====== THE RECORDS

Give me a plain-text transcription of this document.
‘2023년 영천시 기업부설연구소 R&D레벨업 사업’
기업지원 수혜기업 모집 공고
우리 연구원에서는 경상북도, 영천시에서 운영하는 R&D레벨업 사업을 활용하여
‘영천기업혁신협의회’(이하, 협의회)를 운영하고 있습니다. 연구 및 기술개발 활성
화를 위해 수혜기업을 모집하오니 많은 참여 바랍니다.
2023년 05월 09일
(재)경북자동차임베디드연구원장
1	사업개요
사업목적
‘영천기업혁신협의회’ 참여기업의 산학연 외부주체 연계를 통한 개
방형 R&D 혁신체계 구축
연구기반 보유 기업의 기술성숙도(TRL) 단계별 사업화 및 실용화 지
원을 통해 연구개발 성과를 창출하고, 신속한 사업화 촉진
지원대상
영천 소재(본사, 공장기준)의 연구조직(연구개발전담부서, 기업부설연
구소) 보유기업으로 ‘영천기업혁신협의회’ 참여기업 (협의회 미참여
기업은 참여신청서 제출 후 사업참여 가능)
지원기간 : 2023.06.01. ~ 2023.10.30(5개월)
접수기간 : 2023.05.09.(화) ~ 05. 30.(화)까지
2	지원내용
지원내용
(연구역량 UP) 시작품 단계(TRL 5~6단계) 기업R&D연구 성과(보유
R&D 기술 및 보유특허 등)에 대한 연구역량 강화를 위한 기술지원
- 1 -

============

* **TASK DETAILS**:
Return all of the data word for word.

* **TASK ANSWER**:
Give me a plain-text transcription of this document.
‘2023년 영천시 기업부설연구소 R&D레벨업 사업’
기업지원 수혜기업 모집 공고
우리 연구원에서는 경상북도, 영천시에서 운영하는 R&D레벨업 사업을 활용하여
‘영천기업혁신협의회’(이하, 협의회)를 운영하고 있습니다. 연구 및 기술개발 활성
화를 위해 수혜기업을 모집하오니 많은 참여 바랍니다.
2023년 05월 09일
(재)경북자동차임베디드연구원장
1	사업개요
사업목적
‘영천기업혁신협의회’ 참여기업의 산학연 외부주체 연계를 통한 개
방형 R&D 혁신체계 구축
연구기반 보유 기업의 기술성숙도(TRL) 단계별 사업화 및 실용화 지
원을 통해 연구개발 성과를 창출하고, 신속한 사업화 촉진
지원대상
영천 소재(본사, 공장기준)의 연구조직(연구개발전담부서, 기업부설연
구소) 보유기업으로 ‘영천기업혁신협의회’ 참여기업 (협의회 미참여
기업은 참여신청서 제출 후 사업참여 가능)
지원기간 : 2023.06.01. ~ 2023.10.30(5개월)
접수기간 : 2023.05.09.(화) ~ 05. 30.(화)까지
2	지원내용
지원내용
(연구역량 UP) 시작품 단계(TRL 5~6단계) 기업R&D연구 성과(보유
R&D 기술 및 보유특허 등)에 대한 연구역량 강화를 위한 기술지원
- 1 -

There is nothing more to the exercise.